Exercise data —
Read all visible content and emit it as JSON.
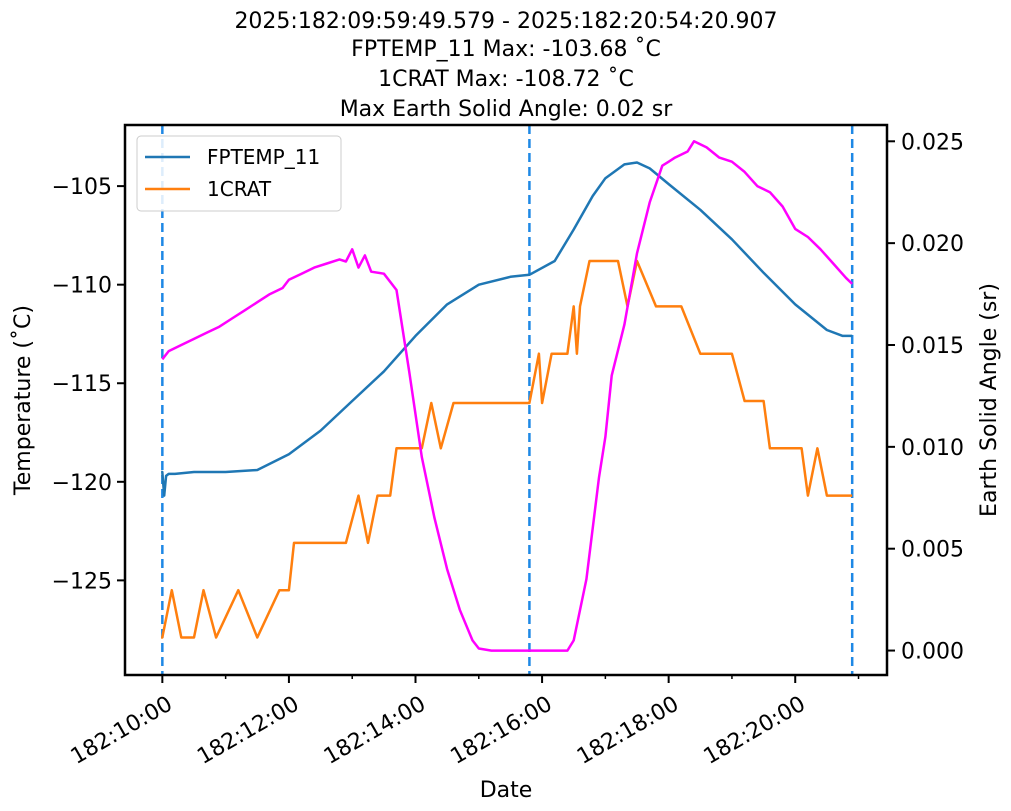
{
  "chart_data": {
    "type": "line",
    "title_lines": [
      "2025:182:09:59:49.579 - 2025:182:20:54:20.907",
      "FPTEMP_11 Max: -103.68 ˚C",
      "1CRAT Max: -108.72 ˚C",
      "Max Earth Solid Angle: 0.02 sr"
    ],
    "xlabel": "Date",
    "ylabel": "Temperature (˚C)",
    "y2label": "Earth Solid Angle (sr)",
    "x_units": "hours (day 182)",
    "xlim": [
      9.41,
      21.45
    ],
    "ylim": [
      -129.8,
      -101.9
    ],
    "y2lim": [
      -0.0012,
      0.0258
    ],
    "x_ticks": [
      {
        "value": 10,
        "label": "182:10:00"
      },
      {
        "value": 12,
        "label": "182:12:00"
      },
      {
        "value": 14,
        "label": "182:14:00"
      },
      {
        "value": 16,
        "label": "182:16:00"
      },
      {
        "value": 18,
        "label": "182:18:00"
      },
      {
        "value": 20,
        "label": "182:20:00"
      }
    ],
    "x_minor_ticks": [
      11,
      13,
      15,
      17,
      19,
      21
    ],
    "y_ticks": [
      {
        "value": -105,
        "label": "−105"
      },
      {
        "value": -110,
        "label": "−110"
      },
      {
        "value": -115,
        "label": "−115"
      },
      {
        "value": -120,
        "label": "−120"
      },
      {
        "value": -125,
        "label": "−125"
      }
    ],
    "y2_ticks": [
      {
        "value": 0.025,
        "label": "0.025"
      },
      {
        "value": 0.02,
        "label": "0.020"
      },
      {
        "value": 0.015,
        "label": "0.015"
      },
      {
        "value": 0.01,
        "label": "0.010"
      },
      {
        "value": 0.005,
        "label": "0.005"
      },
      {
        "value": 0.0,
        "label": "0.000"
      }
    ],
    "vlines": [
      10.0,
      15.8,
      20.9
    ],
    "legend_position": "top-left",
    "series": [
      {
        "name": "FPTEMP_11",
        "color": "#1f77b4",
        "axis": "left",
        "in_legend": true,
        "x": [
          9.98,
          10.0,
          10.03,
          10.06,
          10.1,
          10.2,
          10.5,
          11.0,
          11.5,
          12.0,
          12.5,
          13.0,
          13.5,
          14.0,
          14.5,
          15.0,
          15.5,
          15.8,
          16.2,
          16.5,
          16.8,
          17.0,
          17.3,
          17.5,
          17.7,
          18.0,
          18.5,
          19.0,
          19.5,
          20.0,
          20.5,
          20.75,
          20.9
        ],
        "y": [
          -119.5,
          -119.5,
          -120.7,
          -119.7,
          -119.6,
          -119.6,
          -119.5,
          -119.5,
          -119.4,
          -118.6,
          -117.4,
          -115.9,
          -114.4,
          -112.6,
          -111.0,
          -110.0,
          -109.6,
          -109.5,
          -108.8,
          -107.2,
          -105.5,
          -104.6,
          -103.9,
          -103.8,
          -104.1,
          -104.9,
          -106.2,
          -107.7,
          -109.4,
          -111.0,
          -112.3,
          -112.6,
          -112.6
        ]
      },
      {
        "name": "1CRAT",
        "color": "#ff7f0e",
        "axis": "left",
        "in_legend": true,
        "x": [
          9.98,
          10.0,
          10.15,
          10.3,
          10.5,
          10.65,
          10.85,
          11.2,
          11.5,
          11.85,
          11.95,
          12.0,
          12.08,
          12.2,
          12.4,
          12.9,
          13.1,
          13.25,
          13.4,
          13.6,
          13.7,
          14.0,
          14.1,
          14.25,
          14.4,
          14.6,
          15.0,
          15.5,
          15.8,
          15.95,
          16.0,
          16.15,
          16.4,
          16.5,
          16.55,
          16.6,
          16.75,
          17.0,
          17.2,
          17.35,
          17.5,
          17.8,
          17.9,
          18.2,
          18.5,
          18.6,
          18.8,
          19.0,
          19.2,
          19.5,
          19.6,
          19.9,
          20.1,
          20.2,
          20.35,
          20.5,
          20.9
        ],
        "y": [
          -127.9,
          -127.9,
          -125.5,
          -127.9,
          -127.9,
          -125.5,
          -127.9,
          -125.5,
          -127.9,
          -125.5,
          -125.5,
          -125.5,
          -123.1,
          -123.1,
          -123.1,
          -123.1,
          -120.7,
          -123.1,
          -120.7,
          -120.7,
          -118.3,
          -118.3,
          -118.3,
          -116.0,
          -118.3,
          -116.0,
          -116.0,
          -116.0,
          -116.0,
          -113.5,
          -116.0,
          -113.5,
          -113.5,
          -111.1,
          -113.5,
          -111.1,
          -108.8,
          -108.8,
          -108.8,
          -111.1,
          -108.8,
          -111.1,
          -111.1,
          -111.1,
          -113.5,
          -113.5,
          -113.5,
          -113.5,
          -115.9,
          -115.9,
          -118.3,
          -118.3,
          -118.3,
          -120.7,
          -118.3,
          -120.7,
          -120.7
        ]
      },
      {
        "name": "Earth Solid Angle",
        "color": "#ff00ff",
        "axis": "right",
        "in_legend": false,
        "x": [
          10.0,
          10.1,
          10.3,
          10.5,
          10.7,
          10.9,
          11.1,
          11.3,
          11.5,
          11.7,
          11.9,
          12.0,
          12.2,
          12.4,
          12.6,
          12.8,
          12.9,
          13.0,
          13.1,
          13.2,
          13.3,
          13.5,
          13.7,
          13.9,
          14.1,
          14.3,
          14.5,
          14.7,
          14.9,
          15.0,
          15.2,
          15.5,
          15.8,
          16.0,
          16.2,
          16.4,
          16.5,
          16.7,
          16.9,
          17.0,
          17.1,
          17.3,
          17.5,
          17.7,
          17.9,
          18.0,
          18.1,
          18.3,
          18.4,
          18.6,
          18.8,
          19.0,
          19.2,
          19.4,
          19.6,
          19.8,
          20.0,
          20.2,
          20.4,
          20.6,
          20.8,
          20.9
        ],
        "y": [
          0.0143,
          0.0147,
          0.015,
          0.0153,
          0.0156,
          0.0159,
          0.0163,
          0.0167,
          0.0171,
          0.0175,
          0.0178,
          0.0182,
          0.0185,
          0.0188,
          0.019,
          0.0192,
          0.0191,
          0.0197,
          0.0188,
          0.0194,
          0.0186,
          0.0185,
          0.0177,
          0.0137,
          0.0095,
          0.0065,
          0.004,
          0.002,
          0.0005,
          0.0001,
          0.0,
          0.0,
          0.0,
          0.0,
          0.0,
          0.0,
          0.0005,
          0.0035,
          0.0085,
          0.0105,
          0.0135,
          0.016,
          0.0195,
          0.022,
          0.0238,
          0.024,
          0.0242,
          0.0245,
          0.025,
          0.0247,
          0.0242,
          0.024,
          0.0235,
          0.0228,
          0.0225,
          0.0218,
          0.0207,
          0.0203,
          0.0197,
          0.019,
          0.0183,
          0.018
        ]
      }
    ]
  }
}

Exercise requirements — Word for word, quote the lines above. Omit the pictures.

Result for this exercise —
Read all visible content and emit it as JSON.
{
  "chart_data": {
    "type": "line",
    "title_lines": [
      "2025:182:09:59:49.579 - 2025:182:20:54:20.907",
      "FPTEMP_11 Max: -103.68 ˚C",
      "1CRAT Max: -108.72 ˚C",
      "Max Earth Solid Angle: 0.02 sr"
    ],
    "xlabel": "Date",
    "ylabel": "Temperature (˚C)",
    "y2label": "Earth Solid Angle (sr)",
    "x_units": "hours (day 182)",
    "xlim": [
      9.41,
      21.45
    ],
    "ylim": [
      -129.8,
      -101.9
    ],
    "y2lim": [
      -0.0012,
      0.0258
    ],
    "x_ticks": [
      {
        "value": 10,
        "label": "182:10:00"
      },
      {
        "value": 12,
        "label": "182:12:00"
      },
      {
        "value": 14,
        "label": "182:14:00"
      },
      {
        "value": 16,
        "label": "182:16:00"
      },
      {
        "value": 18,
        "label": "182:18:00"
      },
      {
        "value": 20,
        "label": "182:20:00"
      }
    ],
    "x_minor_ticks": [
      11,
      13,
      15,
      17,
      19,
      21
    ],
    "y_ticks": [
      {
        "value": -105,
        "label": "−105"
      },
      {
        "value": -110,
        "label": "−110"
      },
      {
        "value": -115,
        "label": "−115"
      },
      {
        "value": -120,
        "label": "−120"
      },
      {
        "value": -125,
        "label": "−125"
      }
    ],
    "y2_ticks": [
      {
        "value": 0.025,
        "label": "0.025"
      },
      {
        "value": 0.02,
        "label": "0.020"
      },
      {
        "value": 0.015,
        "label": "0.015"
      },
      {
        "value": 0.01,
        "label": "0.010"
      },
      {
        "value": 0.005,
        "label": "0.005"
      },
      {
        "value": 0.0,
        "label": "0.000"
      }
    ],
    "vlines": [
      10.0,
      15.8,
      20.9
    ],
    "legend_position": "top-left",
    "series": [
      {
        "name": "FPTEMP_11",
        "color": "#1f77b4",
        "axis": "left",
        "in_legend": true,
        "x": [
          9.98,
          10.0,
          10.03,
          10.06,
          10.1,
          10.2,
          10.5,
          11.0,
          11.5,
          12.0,
          12.5,
          13.0,
          13.5,
          14.0,
          14.5,
          15.0,
          15.5,
          15.8,
          16.2,
          16.5,
          16.8,
          17.0,
          17.3,
          17.5,
          17.7,
          18.0,
          18.5,
          19.0,
          19.5,
          20.0,
          20.5,
          20.75,
          20.9
        ],
        "y": [
          -119.5,
          -119.5,
          -120.7,
          -119.7,
          -119.6,
          -119.6,
          -119.5,
          -119.5,
          -119.4,
          -118.6,
          -117.4,
          -115.9,
          -114.4,
          -112.6,
          -111.0,
          -110.0,
          -109.6,
          -109.5,
          -108.8,
          -107.2,
          -105.5,
          -104.6,
          -103.9,
          -103.8,
          -104.1,
          -104.9,
          -106.2,
          -107.7,
          -109.4,
          -111.0,
          -112.3,
          -112.6,
          -112.6
        ]
      },
      {
        "name": "1CRAT",
        "color": "#ff7f0e",
        "axis": "left",
        "in_legend": true,
        "x": [
          9.98,
          10.0,
          10.15,
          10.3,
          10.5,
          10.65,
          10.85,
          11.2,
          11.5,
          11.85,
          11.95,
          12.0,
          12.08,
          12.2,
          12.4,
          12.9,
          13.1,
          13.25,
          13.4,
          13.6,
          13.7,
          14.0,
          14.1,
          14.25,
          14.4,
          14.6,
          15.0,
          15.5,
          15.8,
          15.95,
          16.0,
          16.15,
          16.4,
          16.5,
          16.55,
          16.6,
          16.75,
          17.0,
          17.2,
          17.35,
          17.5,
          17.8,
          17.9,
          18.2,
          18.5,
          18.6,
          18.8,
          19.0,
          19.2,
          19.5,
          19.6,
          19.9,
          20.1,
          20.2,
          20.35,
          20.5,
          20.9
        ],
        "y": [
          -127.9,
          -127.9,
          -125.5,
          -127.9,
          -127.9,
          -125.5,
          -127.9,
          -125.5,
          -127.9,
          -125.5,
          -125.5,
          -125.5,
          -123.1,
          -123.1,
          -123.1,
          -123.1,
          -120.7,
          -123.1,
          -120.7,
          -120.7,
          -118.3,
          -118.3,
          -118.3,
          -116.0,
          -118.3,
          -116.0,
          -116.0,
          -116.0,
          -116.0,
          -113.5,
          -116.0,
          -113.5,
          -113.5,
          -111.1,
          -113.5,
          -111.1,
          -108.8,
          -108.8,
          -108.8,
          -111.1,
          -108.8,
          -111.1,
          -111.1,
          -111.1,
          -113.5,
          -113.5,
          -113.5,
          -113.5,
          -115.9,
          -115.9,
          -118.3,
          -118.3,
          -118.3,
          -120.7,
          -118.3,
          -120.7,
          -120.7
        ]
      },
      {
        "name": "Earth Solid Angle",
        "color": "#ff00ff",
        "axis": "right",
        "in_legend": false,
        "x": [
          10.0,
          10.1,
          10.3,
          10.5,
          10.7,
          10.9,
          11.1,
          11.3,
          11.5,
          11.7,
          11.9,
          12.0,
          12.2,
          12.4,
          12.6,
          12.8,
          12.9,
          13.0,
          13.1,
          13.2,
          13.3,
          13.5,
          13.7,
          13.9,
          14.1,
          14.3,
          14.5,
          14.7,
          14.9,
          15.0,
          15.2,
          15.5,
          15.8,
          16.0,
          16.2,
          16.4,
          16.5,
          16.7,
          16.9,
          17.0,
          17.1,
          17.3,
          17.5,
          17.7,
          17.9,
          18.0,
          18.1,
          18.3,
          18.4,
          18.6,
          18.8,
          19.0,
          19.2,
          19.4,
          19.6,
          19.8,
          20.0,
          20.2,
          20.4,
          20.6,
          20.8,
          20.9
        ],
        "y": [
          0.0143,
          0.0147,
          0.015,
          0.0153,
          0.0156,
          0.0159,
          0.0163,
          0.0167,
          0.0171,
          0.0175,
          0.0178,
          0.0182,
          0.0185,
          0.0188,
          0.019,
          0.0192,
          0.0191,
          0.0197,
          0.0188,
          0.0194,
          0.0186,
          0.0185,
          0.0177,
          0.0137,
          0.0095,
          0.0065,
          0.004,
          0.002,
          0.0005,
          0.0001,
          0.0,
          0.0,
          0.0,
          0.0,
          0.0,
          0.0,
          0.0005,
          0.0035,
          0.0085,
          0.0105,
          0.0135,
          0.016,
          0.0195,
          0.022,
          0.0238,
          0.024,
          0.0242,
          0.0245,
          0.025,
          0.0247,
          0.0242,
          0.024,
          0.0235,
          0.0228,
          0.0225,
          0.0218,
          0.0207,
          0.0203,
          0.0197,
          0.019,
          0.0183,
          0.018
        ]
      }
    ]
  }
}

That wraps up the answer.